Stored entries
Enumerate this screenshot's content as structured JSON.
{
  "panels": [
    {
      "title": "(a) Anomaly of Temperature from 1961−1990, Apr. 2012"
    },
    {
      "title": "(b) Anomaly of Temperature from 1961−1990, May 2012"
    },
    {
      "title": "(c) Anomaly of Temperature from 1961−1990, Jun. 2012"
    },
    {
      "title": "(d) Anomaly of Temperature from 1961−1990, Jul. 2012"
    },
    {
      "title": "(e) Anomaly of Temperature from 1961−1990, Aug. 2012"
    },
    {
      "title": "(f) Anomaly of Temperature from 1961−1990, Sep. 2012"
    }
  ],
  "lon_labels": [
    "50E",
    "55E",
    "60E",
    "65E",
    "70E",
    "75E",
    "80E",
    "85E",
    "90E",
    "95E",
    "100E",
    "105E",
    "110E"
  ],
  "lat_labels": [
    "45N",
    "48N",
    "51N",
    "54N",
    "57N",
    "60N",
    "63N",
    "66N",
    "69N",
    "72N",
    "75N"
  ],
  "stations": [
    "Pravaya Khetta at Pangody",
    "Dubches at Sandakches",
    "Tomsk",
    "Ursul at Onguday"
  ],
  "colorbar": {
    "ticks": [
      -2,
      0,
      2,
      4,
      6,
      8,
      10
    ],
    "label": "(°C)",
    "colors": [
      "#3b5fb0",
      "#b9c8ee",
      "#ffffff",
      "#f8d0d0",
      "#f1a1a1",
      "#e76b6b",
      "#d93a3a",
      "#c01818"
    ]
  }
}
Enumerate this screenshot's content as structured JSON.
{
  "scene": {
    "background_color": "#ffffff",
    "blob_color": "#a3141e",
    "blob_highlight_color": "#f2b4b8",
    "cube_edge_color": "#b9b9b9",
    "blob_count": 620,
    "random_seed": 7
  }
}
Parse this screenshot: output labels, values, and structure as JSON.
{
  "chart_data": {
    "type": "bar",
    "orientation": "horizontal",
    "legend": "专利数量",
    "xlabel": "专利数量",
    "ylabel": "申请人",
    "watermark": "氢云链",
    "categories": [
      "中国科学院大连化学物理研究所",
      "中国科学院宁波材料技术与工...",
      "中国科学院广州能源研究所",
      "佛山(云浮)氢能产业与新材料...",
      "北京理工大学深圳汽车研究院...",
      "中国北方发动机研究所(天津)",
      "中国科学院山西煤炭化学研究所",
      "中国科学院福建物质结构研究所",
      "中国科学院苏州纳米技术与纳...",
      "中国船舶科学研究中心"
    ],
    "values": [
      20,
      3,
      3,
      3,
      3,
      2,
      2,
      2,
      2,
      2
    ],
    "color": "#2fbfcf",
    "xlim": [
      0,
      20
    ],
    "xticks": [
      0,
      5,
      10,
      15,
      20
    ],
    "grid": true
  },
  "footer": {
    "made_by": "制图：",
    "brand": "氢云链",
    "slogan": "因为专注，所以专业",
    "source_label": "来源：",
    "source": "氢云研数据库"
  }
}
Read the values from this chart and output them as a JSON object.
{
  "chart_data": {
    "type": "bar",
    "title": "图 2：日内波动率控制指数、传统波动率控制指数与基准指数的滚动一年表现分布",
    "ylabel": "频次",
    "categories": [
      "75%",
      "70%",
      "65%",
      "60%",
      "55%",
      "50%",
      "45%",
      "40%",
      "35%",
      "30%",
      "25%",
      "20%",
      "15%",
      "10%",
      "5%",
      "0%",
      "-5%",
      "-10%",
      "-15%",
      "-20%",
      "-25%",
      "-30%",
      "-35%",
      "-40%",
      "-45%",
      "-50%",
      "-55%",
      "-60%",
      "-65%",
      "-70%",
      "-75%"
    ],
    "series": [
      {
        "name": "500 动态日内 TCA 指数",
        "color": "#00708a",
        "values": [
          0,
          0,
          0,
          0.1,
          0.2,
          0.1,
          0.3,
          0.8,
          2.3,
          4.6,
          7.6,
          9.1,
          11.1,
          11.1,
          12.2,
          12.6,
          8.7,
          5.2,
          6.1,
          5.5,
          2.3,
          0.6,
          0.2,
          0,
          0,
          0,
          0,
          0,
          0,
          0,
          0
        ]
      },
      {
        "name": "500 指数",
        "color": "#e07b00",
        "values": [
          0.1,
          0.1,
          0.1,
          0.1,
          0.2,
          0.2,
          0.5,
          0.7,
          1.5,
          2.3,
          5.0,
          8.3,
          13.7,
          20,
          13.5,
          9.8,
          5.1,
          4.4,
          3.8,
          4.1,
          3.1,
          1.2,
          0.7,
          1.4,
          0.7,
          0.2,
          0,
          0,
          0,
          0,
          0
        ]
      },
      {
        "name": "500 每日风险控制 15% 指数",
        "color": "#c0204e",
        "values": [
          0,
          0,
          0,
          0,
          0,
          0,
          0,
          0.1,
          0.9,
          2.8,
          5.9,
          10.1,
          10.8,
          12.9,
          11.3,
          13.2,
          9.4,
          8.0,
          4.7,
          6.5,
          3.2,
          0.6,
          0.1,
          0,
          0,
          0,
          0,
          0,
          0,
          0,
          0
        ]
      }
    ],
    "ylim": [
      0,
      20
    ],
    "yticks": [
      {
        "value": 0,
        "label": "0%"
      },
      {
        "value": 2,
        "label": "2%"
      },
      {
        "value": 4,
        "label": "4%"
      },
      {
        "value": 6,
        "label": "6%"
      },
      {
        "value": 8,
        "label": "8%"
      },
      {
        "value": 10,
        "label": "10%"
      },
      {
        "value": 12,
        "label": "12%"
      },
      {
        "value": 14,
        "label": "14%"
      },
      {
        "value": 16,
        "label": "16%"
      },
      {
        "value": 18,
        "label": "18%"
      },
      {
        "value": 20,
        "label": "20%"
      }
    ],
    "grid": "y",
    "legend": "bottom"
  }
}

Goal:
Search the entries for the word "Temperature" and gather every line where it appears.

Result below:
      "title": "(a) Anomaly of Temperature from 1961−1990, Apr. 2012"
      "title": "(b) Anomaly of Temperature from 1961−1990, May 2012"
      "title": "(c) Anomaly of Temperature from 1961−1990, Jun. 2012"
      "title": "(d) Anomaly of Temperature from 1961−1990, Jul. 2012"
      "title": "(e) Anomaly of Temperature from 1961−1990, Aug. 2012"
      "title": "(f) Anomaly of Temperature from 1961−1990, Sep. 2012"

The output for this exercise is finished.